(A block of data)

* BEGIN *

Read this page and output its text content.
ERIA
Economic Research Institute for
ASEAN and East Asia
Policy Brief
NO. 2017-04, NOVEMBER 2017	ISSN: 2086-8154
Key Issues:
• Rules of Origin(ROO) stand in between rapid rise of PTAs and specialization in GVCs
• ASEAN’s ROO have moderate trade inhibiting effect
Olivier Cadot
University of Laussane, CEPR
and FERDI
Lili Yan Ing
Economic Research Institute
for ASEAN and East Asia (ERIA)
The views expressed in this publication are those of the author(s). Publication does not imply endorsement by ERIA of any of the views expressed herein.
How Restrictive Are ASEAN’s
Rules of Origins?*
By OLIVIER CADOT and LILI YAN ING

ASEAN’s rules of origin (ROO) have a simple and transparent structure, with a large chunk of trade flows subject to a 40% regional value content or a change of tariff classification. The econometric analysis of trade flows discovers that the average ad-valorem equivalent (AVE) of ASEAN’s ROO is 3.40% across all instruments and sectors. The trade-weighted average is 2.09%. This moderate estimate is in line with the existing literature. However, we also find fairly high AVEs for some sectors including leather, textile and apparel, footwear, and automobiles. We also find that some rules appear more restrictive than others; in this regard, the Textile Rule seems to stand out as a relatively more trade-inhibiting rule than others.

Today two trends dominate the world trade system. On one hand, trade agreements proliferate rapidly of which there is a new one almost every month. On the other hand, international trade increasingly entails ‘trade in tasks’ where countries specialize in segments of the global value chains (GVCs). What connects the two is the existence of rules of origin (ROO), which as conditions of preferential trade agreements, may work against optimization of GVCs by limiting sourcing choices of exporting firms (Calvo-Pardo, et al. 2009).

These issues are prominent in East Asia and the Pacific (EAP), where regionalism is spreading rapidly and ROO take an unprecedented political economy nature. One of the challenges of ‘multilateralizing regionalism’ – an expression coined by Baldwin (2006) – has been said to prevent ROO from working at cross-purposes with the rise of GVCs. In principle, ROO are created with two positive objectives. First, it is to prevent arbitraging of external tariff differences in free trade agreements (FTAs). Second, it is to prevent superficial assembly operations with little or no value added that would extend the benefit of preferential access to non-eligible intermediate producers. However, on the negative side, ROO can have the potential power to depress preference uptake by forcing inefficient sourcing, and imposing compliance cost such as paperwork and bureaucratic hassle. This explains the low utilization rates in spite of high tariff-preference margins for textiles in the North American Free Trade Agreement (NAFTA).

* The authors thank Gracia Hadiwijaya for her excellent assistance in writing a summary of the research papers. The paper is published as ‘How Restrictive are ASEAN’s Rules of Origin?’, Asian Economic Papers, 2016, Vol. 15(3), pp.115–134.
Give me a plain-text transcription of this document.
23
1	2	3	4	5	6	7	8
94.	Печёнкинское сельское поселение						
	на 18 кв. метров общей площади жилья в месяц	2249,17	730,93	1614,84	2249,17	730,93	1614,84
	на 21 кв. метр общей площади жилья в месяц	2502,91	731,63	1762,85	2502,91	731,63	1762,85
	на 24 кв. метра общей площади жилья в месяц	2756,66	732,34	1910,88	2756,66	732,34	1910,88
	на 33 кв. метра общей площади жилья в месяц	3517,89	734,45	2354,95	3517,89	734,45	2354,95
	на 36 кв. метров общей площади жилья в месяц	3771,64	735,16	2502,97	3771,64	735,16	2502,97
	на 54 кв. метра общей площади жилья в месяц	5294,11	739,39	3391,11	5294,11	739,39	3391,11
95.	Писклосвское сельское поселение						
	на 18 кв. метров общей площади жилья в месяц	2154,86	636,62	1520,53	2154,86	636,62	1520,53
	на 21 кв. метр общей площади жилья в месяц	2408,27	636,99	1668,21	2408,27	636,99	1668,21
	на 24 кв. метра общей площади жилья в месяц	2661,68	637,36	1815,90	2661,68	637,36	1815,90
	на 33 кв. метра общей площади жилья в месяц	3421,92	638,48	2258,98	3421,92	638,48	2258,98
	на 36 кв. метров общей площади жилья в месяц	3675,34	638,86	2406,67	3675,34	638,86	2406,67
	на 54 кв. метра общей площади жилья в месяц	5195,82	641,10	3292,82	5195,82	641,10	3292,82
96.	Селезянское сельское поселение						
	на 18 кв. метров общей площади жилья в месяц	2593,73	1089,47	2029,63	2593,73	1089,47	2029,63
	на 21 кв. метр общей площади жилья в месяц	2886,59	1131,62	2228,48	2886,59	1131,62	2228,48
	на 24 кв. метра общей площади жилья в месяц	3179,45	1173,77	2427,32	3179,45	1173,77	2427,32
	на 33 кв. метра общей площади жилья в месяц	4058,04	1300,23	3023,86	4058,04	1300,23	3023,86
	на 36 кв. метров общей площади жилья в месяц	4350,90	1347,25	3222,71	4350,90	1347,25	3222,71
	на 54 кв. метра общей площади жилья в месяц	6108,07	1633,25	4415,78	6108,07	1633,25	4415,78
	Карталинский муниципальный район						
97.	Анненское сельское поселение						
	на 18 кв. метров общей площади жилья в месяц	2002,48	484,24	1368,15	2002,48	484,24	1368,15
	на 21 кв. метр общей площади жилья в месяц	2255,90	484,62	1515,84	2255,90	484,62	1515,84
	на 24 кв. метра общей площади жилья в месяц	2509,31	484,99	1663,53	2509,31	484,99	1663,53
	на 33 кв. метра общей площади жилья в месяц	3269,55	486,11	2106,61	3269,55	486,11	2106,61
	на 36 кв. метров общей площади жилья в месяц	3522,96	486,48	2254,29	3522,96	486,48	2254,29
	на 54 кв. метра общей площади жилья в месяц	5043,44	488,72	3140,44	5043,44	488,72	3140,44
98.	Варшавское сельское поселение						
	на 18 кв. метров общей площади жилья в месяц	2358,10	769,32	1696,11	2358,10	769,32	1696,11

* END *

**GIVEN PROBLEM**. The records above should be restated word for word, please.

**WRITTEN RESPONSE**.
Read this page and output its text content.
ERIA
Economic Research Institute for
ASEAN and East Asia
Policy Brief
NO. 2017-04, NOVEMBER 2017	ISSN: 2086-8154
Key Issues:
• Rules of Origin(ROO) stand in between rapid rise of PTAs and specialization in GVCs
• ASEAN’s ROO have moderate trade inhibiting effect
Olivier Cadot
University of Laussane, CEPR
and FERDI
Lili Yan Ing
Economic Research Institute
for ASEAN and East Asia (ERIA)
The views expressed in this publication are those of the author(s). Publication does not imply endorsement by ERIA of any of the views expressed herein.
How Restrictive Are ASEAN’s
Rules of Origins?*
By OLIVIER CADOT and LILI YAN ING

ASEAN’s rules of origin (ROO) have a simple and transparent structure, with a large chunk of trade flows subject to a 40% regional value content or a change of tariff classification. The econometric analysis of trade flows discovers that the average ad-valorem equivalent (AVE) of ASEAN’s ROO is 3.40% across all instruments and sectors. The trade-weighted average is 2.09%. This moderate estimate is in line with the existing literature. However, we also find fairly high AVEs for some sectors including leather, textile and apparel, footwear, and automobiles. We also find that some rules appear more restrictive than others; in this regard, the Textile Rule seems to stand out as a relatively more trade-inhibiting rule than others.

Today two trends dominate the world trade system. On one hand, trade agreements proliferate rapidly of which there is a new one almost every month. On the other hand, international trade increasingly entails ‘trade in tasks’ where countries specialize in segments of the global value chains (GVCs). What connects the two is the existence of rules of origin (ROO), which as conditions of preferential trade agreements, may work against optimization of GVCs by limiting sourcing choices of exporting firms (Calvo-Pardo, et al. 2009).

These issues are prominent in East Asia and the Pacific (EAP), where regionalism is spreading rapidly and ROO take an unprecedented political economy nature. One of the challenges of ‘multilateralizing regionalism’ – an expression coined by Baldwin (2006) – has been said to prevent ROO from working at cross-purposes with the rise of GVCs. In principle, ROO are created with two positive objectives. First, it is to prevent arbitraging of external tariff differences in free trade agreements (FTAs). Second, it is to prevent superficial assembly operations with little or no value added that would extend the benefit of preferential access to non-eligible intermediate producers. However, on the negative side, ROO can have the potential power to depress preference uptake by forcing inefficient sourcing, and imposing compliance cost such as paperwork and bureaucratic hassle. This explains the low utilization rates in spite of high tariff-preference margins for textiles in the North American Free Trade Agreement (NAFTA).

* The authors thank Gracia Hadiwijaya for her excellent assistance in writing a summary of the research papers. The paper is published as ‘How Restrictive are ASEAN’s Rules of Origin?’, Asian Economic Papers, 2016, Vol. 15(3), pp.115–134.
Give me a plain-text transcription of this document.
23
1	2	3	4	5	6	7	8
94.	Печёнкинское сельское поселение						
	на 18 кв. метров общей площади жилья в месяц	2249,17	730,93	1614,84	2249,17	730,93	1614,84
	на 21 кв. метр общей площади жилья в месяц	2502,91	731,63	1762,85	2502,91	731,63	1762,85
	на 24 кв. метра общей площади жилья в месяц	2756,66	732,34	1910,88	2756,66	732,34	1910,88
	на 33 кв. метра общей площади жилья в месяц	3517,89	734,45	2354,95	3517,89	734,45	2354,95
	на 36 кв. метров общей площади жилья в месяц	3771,64	735,16	2502,97	3771,64	735,16	2502,97
	на 54 кв. метра общей площади жилья в месяц	5294,11	739,39	3391,11	5294,11	739,39	3391,11
95.	Писклосвское сельское поселение						
	на 18 кв. метров общей площади жилья в месяц	2154,86	636,62	1520,53	2154,86	636,62	1520,53
	на 21 кв. метр общей площади жилья в месяц	2408,27	636,99	1668,21	2408,27	636,99	1668,21
	на 24 кв. метра общей площади жилья в месяц	2661,68	637,36	1815,90	2661,68	637,36	1815,90
	на 33 кв. метра общей площади жилья в месяц	3421,92	638,48	2258,98	3421,92	638,48	2258,98
	на 36 кв. метров общей площади жилья в месяц	3675,34	638,86	2406,67	3675,34	638,86	2406,67
	на 54 кв. метра общей площади жилья в месяц	5195,82	641,10	3292,82	5195,82	641,10	3292,82
96.	Селезянское сельское поселение						
	на 18 кв. метров общей площади жилья в месяц	2593,73	1089,47	2029,63	2593,73	1089,47	2029,63
	на 21 кв. метр общей площади жилья в месяц	2886,59	1131,62	2228,48	2886,59	1131,62	2228,48
	на 24 кв. метра общей площади жилья в месяц	3179,45	1173,77	2427,32	3179,45	1173,77	2427,32
	на 33 кв. метра общей площади жилья в месяц	4058,04	1300,23	3023,86	4058,04	1300,23	3023,86
	на 36 кв. метров общей площади жилья в месяц	4350,90	1347,25	3222,71	4350,90	1347,25	3222,71
	на 54 кв. метра общей площади жилья в месяц	6108,07	1633,25	4415,78	6108,07	1633,25	4415,78
	Карталинский муниципальный район						
97.	Анненское сельское поселение						
	на 18 кв. метров общей площади жилья в месяц	2002,48	484,24	1368,15	2002,48	484,24	1368,15
	на 21 кв. метр общей площади жилья в месяц	2255,90	484,62	1515,84	2255,90	484,62	1515,84
	на 24 кв. метра общей площади жилья в месяц	2509,31	484,99	1663,53	2509,31	484,99	1663,53
	на 33 кв. метра общей площади жилья в месяц	3269,55	486,11	2106,61	3269,55	486,11	2106,61
	на 36 кв. метров общей площади жилья в месяц	3522,96	486,48	2254,29	3522,96	486,48	2254,29
	на 54 кв. метра общей площади жилья в месяц	5043,44	488,72	3140,44	5043,44	488,72	3140,44
98.	Варшавское сельское поселение						
	на 18 кв. метров общей площади жилья в месяц	2358,10	769,32	1696,11	2358,10	769,32	1696,11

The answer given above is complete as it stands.